## INSTRUCTIONS TO FOLLOW
Read the records below. Copy each line where the string "Objects" occurs.
++++
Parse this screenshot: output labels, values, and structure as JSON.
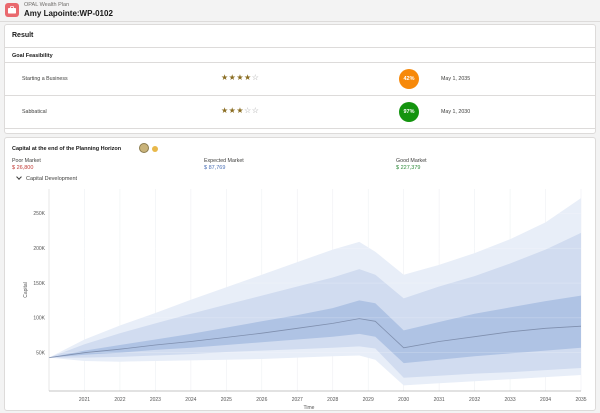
{
  "app": {
    "name": "OPAL Wealth Plan",
    "title": "Amy Lapointe:WP-0102",
    "icon": "briefcase-icon",
    "accent": "#e9696e"
  },
  "result": {
    "heading": "Result",
    "goal_heading": "Goal Feasibility",
    "goals": [
      {
        "name": "Starting a Business",
        "stars": 4,
        "max_stars": 5,
        "probability": "42%",
        "badge_color": "#f7890a",
        "date": "May 1, 2035"
      },
      {
        "name": "Sabbatical",
        "stars": 3,
        "max_stars": 5,
        "probability": "97%",
        "badge_color": "#14940f",
        "date": "May 1, 2030"
      }
    ]
  },
  "capital": {
    "heading": "Capital at the end of the Planning Horizon",
    "markets": [
      {
        "label": "Poor Market",
        "value": "$ 26,800",
        "color": "#c23934"
      },
      {
        "label": "Expected Market",
        "value": "$ 87,769",
        "color": "#4a6fb5"
      },
      {
        "label": "Good Market",
        "value": "$ 227,379",
        "color": "#2e8b3a"
      }
    ],
    "development_label": "Capital Development"
  },
  "chart_data": {
    "type": "area",
    "xlabel": "Time",
    "ylabel": "Capital",
    "x_ticks": [
      "2021",
      "2022",
      "2023",
      "2024",
      "2025",
      "2026",
      "2027",
      "2028",
      "2029",
      "2030",
      "2031",
      "2032",
      "2033",
      "2034",
      "2035"
    ],
    "y_ticks": [
      "50K",
      "100K",
      "150K",
      "200K",
      "250K"
    ],
    "y_tick_values": [
      50000,
      100000,
      150000,
      200000,
      250000
    ],
    "ylim": [
      -5000,
      285000
    ],
    "x": [
      2020.0,
      2021,
      2022,
      2023,
      2024,
      2025,
      2026,
      2027,
      2028,
      2028.75,
      2029.2,
      2030,
      2031,
      2032,
      2033,
      2034,
      2035
    ],
    "bands": [
      {
        "name": "outer",
        "color": "#e8eef8",
        "upper": [
          43000,
          69000,
          89000,
          107000,
          126000,
          144000,
          162000,
          180000,
          198000,
          209000,
          195000,
          162000,
          176000,
          193000,
          213000,
          237000,
          272000
        ],
        "lower": [
          43000,
          38000,
          37000,
          38000,
          39000,
          40000,
          41000,
          43000,
          45000,
          46000,
          40000,
          3000,
          6000,
          9000,
          12000,
          15000,
          18000
        ]
      },
      {
        "name": "middle",
        "color": "#d1dcf0",
        "upper": [
          43000,
          62000,
          78000,
          92000,
          106000,
          119000,
          132000,
          145000,
          158000,
          170000,
          162000,
          128000,
          145000,
          160000,
          178000,
          198000,
          222000
        ],
        "lower": [
          43000,
          43000,
          44000,
          46000,
          48000,
          51000,
          53000,
          55000,
          57000,
          59000,
          56000,
          14000,
          17000,
          20000,
          22000,
          25000,
          28000
        ]
      },
      {
        "name": "inner",
        "color": "#afc3e4",
        "upper": [
          43000,
          53000,
          61000,
          69000,
          77000,
          86000,
          95000,
          104000,
          114000,
          125000,
          121000,
          82000,
          94000,
          106000,
          115000,
          124000,
          132000
        ],
        "lower": [
          43000,
          47000,
          50000,
          54000,
          57000,
          61000,
          65000,
          69000,
          73000,
          77000,
          73000,
          35000,
          40000,
          45000,
          49000,
          53000,
          57000
        ]
      }
    ],
    "median": [
      43000,
      50000,
      55000,
      61000,
      66000,
      72000,
      78000,
      85000,
      92000,
      99000,
      95000,
      57000,
      66000,
      73000,
      80000,
      85000,
      88000
    ],
    "median_color": "#7f8fae",
    "grid": true
  }
}
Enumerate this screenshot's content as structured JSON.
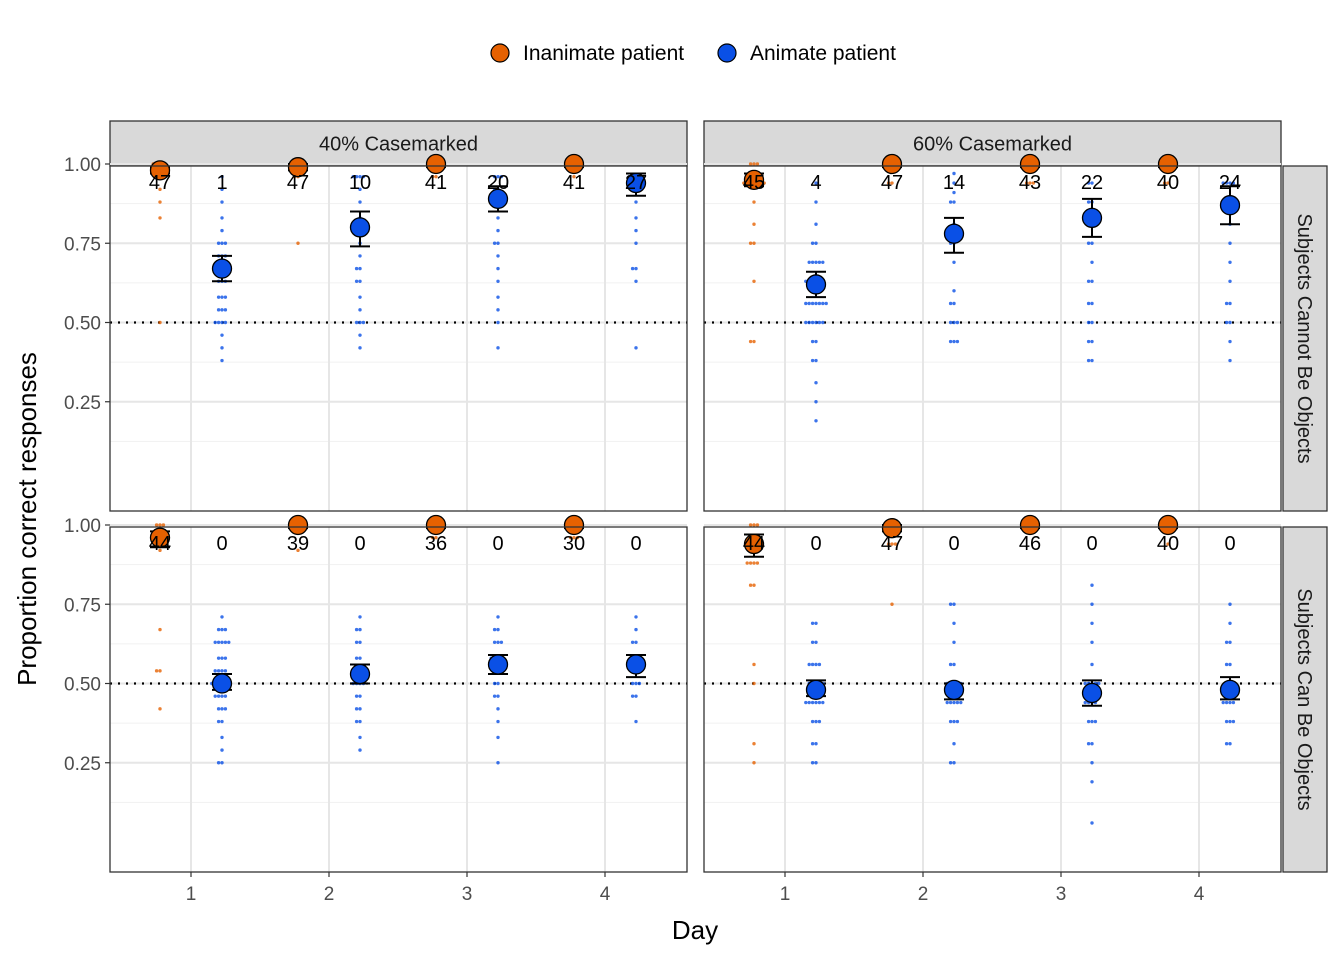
{
  "chart_data": {
    "type": "scatter",
    "title": "",
    "xlabel": "Day",
    "ylabel": "Proportion correct responses",
    "x_ticks": [
      "1",
      "2",
      "3",
      "4"
    ],
    "y_ticks": [
      "0.25",
      "0.50",
      "0.75",
      "1.00"
    ],
    "ylim": [
      0.0,
      1.12
    ],
    "reference_line": 0.5,
    "grid": true,
    "legend_position": "top",
    "legend": [
      {
        "name": "Inanimate patient",
        "color": "#E66101"
      },
      {
        "name": "Animate patient",
        "color": "#0A50E6"
      }
    ],
    "col_facets": [
      "40% Casemarked",
      "60% Casemarked"
    ],
    "row_facets": [
      "Subjects Cannot Be Objects",
      "Subjects Can Be Objects"
    ],
    "panels": [
      {
        "col": 0,
        "row": 0,
        "days": [
          {
            "day": 1,
            "inanimate": {
              "mean": 0.98,
              "lo": 0.97,
              "hi": 0.99,
              "count": "47",
              "points": [
                1.0,
                1.0,
                1.0,
                1.0,
                0.96,
                0.96,
                0.96,
                0.92,
                0.88,
                0.83,
                0.5
              ]
            },
            "animate": {
              "mean": 0.67,
              "lo": 0.63,
              "hi": 0.71,
              "count": "1",
              "points": [
                0.96,
                0.92,
                0.88,
                0.83,
                0.79,
                0.75,
                0.75,
                0.75,
                0.71,
                0.71,
                0.71,
                0.67,
                0.67,
                0.67,
                0.67,
                0.63,
                0.63,
                0.63,
                0.58,
                0.58,
                0.58,
                0.54,
                0.54,
                0.54,
                0.5,
                0.5,
                0.5,
                0.5,
                0.46,
                0.42,
                0.38
              ]
            }
          },
          {
            "day": 2,
            "inanimate": {
              "mean": 0.99,
              "lo": 0.98,
              "hi": 1.0,
              "count": "47",
              "points": [
                1.0,
                1.0,
                1.0,
                1.0,
                0.96,
                0.96,
                0.75
              ]
            },
            "animate": {
              "mean": 0.8,
              "lo": 0.74,
              "hi": 0.85,
              "count": "10",
              "points": [
                0.96,
                0.96,
                0.96,
                0.96,
                0.92,
                0.88,
                0.83,
                0.79,
                0.75,
                0.71,
                0.67,
                0.67,
                0.63,
                0.63,
                0.58,
                0.54,
                0.5,
                0.5,
                0.5,
                0.46,
                0.42
              ]
            }
          },
          {
            "day": 3,
            "inanimate": {
              "mean": 1.0,
              "lo": 0.99,
              "hi": 1.0,
              "count": "41",
              "points": [
                1.0,
                1.0,
                1.0,
                1.0,
                0.96,
                0.96
              ]
            },
            "animate": {
              "mean": 0.89,
              "lo": 0.85,
              "hi": 0.93,
              "count": "20",
              "points": [
                0.96,
                0.96,
                0.96,
                0.92,
                0.92,
                0.88,
                0.88,
                0.83,
                0.79,
                0.75,
                0.75,
                0.71,
                0.67,
                0.63,
                0.58,
                0.54,
                0.5,
                0.42
              ]
            }
          },
          {
            "day": 4,
            "inanimate": {
              "mean": 1.0,
              "lo": 0.99,
              "hi": 1.0,
              "count": "41",
              "points": [
                1.0,
                1.0,
                1.0,
                0.96
              ]
            },
            "animate": {
              "mean": 0.94,
              "lo": 0.9,
              "hi": 0.97,
              "count": "27",
              "points": [
                0.96,
                0.96,
                0.96,
                0.96,
                0.92,
                0.92,
                0.88,
                0.83,
                0.79,
                0.75,
                0.67,
                0.67,
                0.63,
                0.42
              ]
            }
          }
        ]
      },
      {
        "col": 1,
        "row": 0,
        "days": [
          {
            "day": 1,
            "inanimate": {
              "mean": 0.95,
              "lo": 0.93,
              "hi": 0.97,
              "count": "45",
              "points": [
                1.0,
                1.0,
                1.0,
                0.94,
                0.94,
                0.94,
                0.94,
                0.94,
                0.94,
                0.94,
                0.88,
                0.81,
                0.75,
                0.75,
                0.63,
                0.44,
                0.44
              ]
            }
          },
          {
            "day": 2,
            "inanimate": {
              "mean": 1.0,
              "lo": 0.99,
              "hi": 1.0,
              "count": "47",
              "points": [
                1.0,
                1.0,
                1.0,
                0.94,
                0.94
              ]
            },
            "animate": {
              "mean": 0.78,
              "lo": 0.72,
              "hi": 0.83,
              "count": "14",
              "points": [
                0.97,
                0.94,
                0.91,
                0.88,
                0.88,
                0.81,
                0.75,
                0.75,
                0.69,
                0.6,
                0.56,
                0.56,
                0.5,
                0.5,
                0.5,
                0.44,
                0.44,
                0.44
              ]
            }
          },
          {
            "day": 3,
            "inanimate": {
              "mean": 1.0,
              "lo": 0.99,
              "hi": 1.0,
              "count": "43",
              "points": [
                1.0,
                1.0,
                1.0,
                0.94,
                0.94,
                0.94
              ]
            },
            "animate": {
              "mean": 0.83,
              "lo": 0.77,
              "hi": 0.89,
              "count": "22",
              "points": [
                0.94,
                0.94,
                0.88,
                0.88,
                0.81,
                0.75,
                0.75,
                0.69,
                0.63,
                0.63,
                0.56,
                0.56,
                0.5,
                0.5,
                0.44,
                0.44,
                0.38,
                0.38
              ]
            }
          },
          {
            "day": 4,
            "inanimate": {
              "mean": 1.0,
              "lo": 0.99,
              "hi": 1.0,
              "count": "40",
              "points": [
                1.0,
                1.0,
                0.94,
                0.94
              ]
            },
            "animate": {
              "mean": 0.87,
              "lo": 0.81,
              "hi": 0.93,
              "count": "24",
              "points": [
                0.94,
                0.94,
                0.94,
                0.94,
                0.88,
                0.81,
                0.75,
                0.69,
                0.63,
                0.56,
                0.56,
                0.5,
                0.5,
                0.44,
                0.38
              ]
            }
          }
        ],
        "day1_animate": {
          "mean": 0.62,
          "lo": 0.58,
          "hi": 0.66,
          "count": "4",
          "points": [
            0.94,
            0.88,
            0.81,
            0.75,
            0.75,
            0.69,
            0.69,
            0.69,
            0.69,
            0.69,
            0.63,
            0.63,
            0.63,
            0.63,
            0.63,
            0.63,
            0.56,
            0.56,
            0.56,
            0.56,
            0.56,
            0.56,
            0.56,
            0.5,
            0.5,
            0.5,
            0.5,
            0.5,
            0.5,
            0.44,
            0.44,
            0.38,
            0.38,
            0.31,
            0.25,
            0.19
          ]
        }
      },
      {
        "col": 0,
        "row": 1,
        "days": [
          {
            "day": 1,
            "inanimate": {
              "mean": 0.96,
              "lo": 0.93,
              "hi": 0.98,
              "count": "44",
              "points": [
                1.0,
                1.0,
                1.0,
                0.96,
                0.96,
                0.96,
                0.96,
                0.96,
                0.92,
                0.67,
                0.54,
                0.54,
                0.42
              ]
            },
            "animate": {
              "mean": 0.5,
              "lo": 0.48,
              "hi": 0.53,
              "count": "0",
              "points": [
                0.71,
                0.67,
                0.67,
                0.67,
                0.63,
                0.63,
                0.63,
                0.63,
                0.63,
                0.58,
                0.58,
                0.58,
                0.54,
                0.54,
                0.54,
                0.54,
                0.5,
                0.5,
                0.5,
                0.5,
                0.5,
                0.5,
                0.46,
                0.46,
                0.46,
                0.46,
                0.42,
                0.42,
                0.42,
                0.38,
                0.38,
                0.33,
                0.29,
                0.25,
                0.25
              ]
            }
          },
          {
            "day": 2,
            "inanimate": {
              "mean": 1.0,
              "lo": 0.99,
              "hi": 1.0,
              "count": "39",
              "points": [
                1.0,
                1.0,
                1.0,
                1.0,
                0.92
              ]
            },
            "animate": {
              "mean": 0.53,
              "lo": 0.5,
              "hi": 0.56,
              "count": "0",
              "points": [
                0.71,
                0.67,
                0.67,
                0.63,
                0.63,
                0.58,
                0.58,
                0.54,
                0.54,
                0.54,
                0.5,
                0.5,
                0.5,
                0.5,
                0.46,
                0.46,
                0.42,
                0.42,
                0.38,
                0.38,
                0.33,
                0.29
              ]
            }
          },
          {
            "day": 3,
            "inanimate": {
              "mean": 1.0,
              "lo": 0.99,
              "hi": 1.0,
              "count": "36",
              "points": [
                1.0,
                1.0,
                1.0,
                0.96,
                0.96
              ]
            },
            "animate": {
              "mean": 0.56,
              "lo": 0.53,
              "hi": 0.59,
              "count": "0",
              "points": [
                0.71,
                0.67,
                0.67,
                0.63,
                0.63,
                0.63,
                0.58,
                0.58,
                0.58,
                0.58,
                0.54,
                0.54,
                0.54,
                0.5,
                0.5,
                0.46,
                0.46,
                0.42,
                0.38,
                0.33,
                0.25
              ]
            }
          },
          {
            "day": 4,
            "inanimate": {
              "mean": 1.0,
              "lo": 0.99,
              "hi": 1.0,
              "count": "30",
              "points": [
                1.0,
                1.0,
                1.0,
                0.96,
                0.96,
                0.96
              ]
            },
            "animate": {
              "mean": 0.56,
              "lo": 0.52,
              "hi": 0.59,
              "count": "0",
              "points": [
                0.71,
                0.67,
                0.63,
                0.63,
                0.58,
                0.58,
                0.54,
                0.54,
                0.5,
                0.5,
                0.5,
                0.46,
                0.46,
                0.38
              ]
            }
          }
        ]
      },
      {
        "col": 1,
        "row": 1,
        "days": [
          {
            "day": 1,
            "inanimate": {
              "mean": 0.94,
              "lo": 0.9,
              "hi": 0.97,
              "count": "44",
              "points": [
                1.0,
                1.0,
                1.0,
                0.94,
                0.94,
                0.94,
                0.88,
                0.88,
                0.88,
                0.88,
                0.81,
                0.81,
                0.56,
                0.5,
                0.31,
                0.25
              ]
            },
            "animate": {
              "mean": 0.48,
              "lo": 0.46,
              "hi": 0.51,
              "count": "0",
              "points": [
                0.69,
                0.69,
                0.63,
                0.63,
                0.56,
                0.56,
                0.56,
                0.56,
                0.5,
                0.5,
                0.5,
                0.5,
                0.5,
                0.44,
                0.44,
                0.44,
                0.44,
                0.44,
                0.44,
                0.38,
                0.38,
                0.38,
                0.31,
                0.31,
                0.25,
                0.25
              ]
            }
          },
          {
            "day": 2,
            "inanimate": {
              "mean": 0.99,
              "lo": 0.98,
              "hi": 1.0,
              "count": "47",
              "points": [
                1.0,
                1.0,
                1.0,
                0.94,
                0.94,
                0.94,
                0.75
              ]
            },
            "animate": {
              "mean": 0.48,
              "lo": 0.45,
              "hi": 0.5,
              "count": "0",
              "points": [
                0.75,
                0.75,
                0.69,
                0.63,
                0.56,
                0.56,
                0.5,
                0.5,
                0.5,
                0.5,
                0.5,
                0.44,
                0.44,
                0.44,
                0.44,
                0.44,
                0.38,
                0.38,
                0.38,
                0.31,
                0.25,
                0.25
              ]
            }
          },
          {
            "day": 3,
            "inanimate": {
              "mean": 1.0,
              "lo": 0.99,
              "hi": 1.0,
              "count": "46",
              "points": [
                1.0,
                1.0,
                1.0,
                1.0
              ]
            },
            "animate": {
              "mean": 0.47,
              "lo": 0.43,
              "hi": 0.51,
              "count": "0",
              "points": [
                0.81,
                0.75,
                0.69,
                0.63,
                0.56,
                0.5,
                0.5,
                0.5,
                0.5,
                0.5,
                0.44,
                0.44,
                0.44,
                0.44,
                0.38,
                0.38,
                0.38,
                0.31,
                0.31,
                0.25,
                0.19,
                0.06
              ]
            }
          },
          {
            "day": 4,
            "inanimate": {
              "mean": 1.0,
              "lo": 0.99,
              "hi": 1.0,
              "count": "40",
              "points": [
                1.0,
                1.0,
                1.0,
                0.94
              ]
            },
            "animate": {
              "mean": 0.48,
              "lo": 0.45,
              "hi": 0.52,
              "count": "0",
              "points": [
                0.75,
                0.69,
                0.63,
                0.63,
                0.56,
                0.56,
                0.5,
                0.5,
                0.5,
                0.44,
                0.44,
                0.44,
                0.44,
                0.38,
                0.38,
                0.38,
                0.31,
                0.31
              ]
            }
          }
        ]
      }
    ]
  }
}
++++
## TASK RESULT
      "Subjects Cannot Be Objects",
      "Subjects Can Be Objects"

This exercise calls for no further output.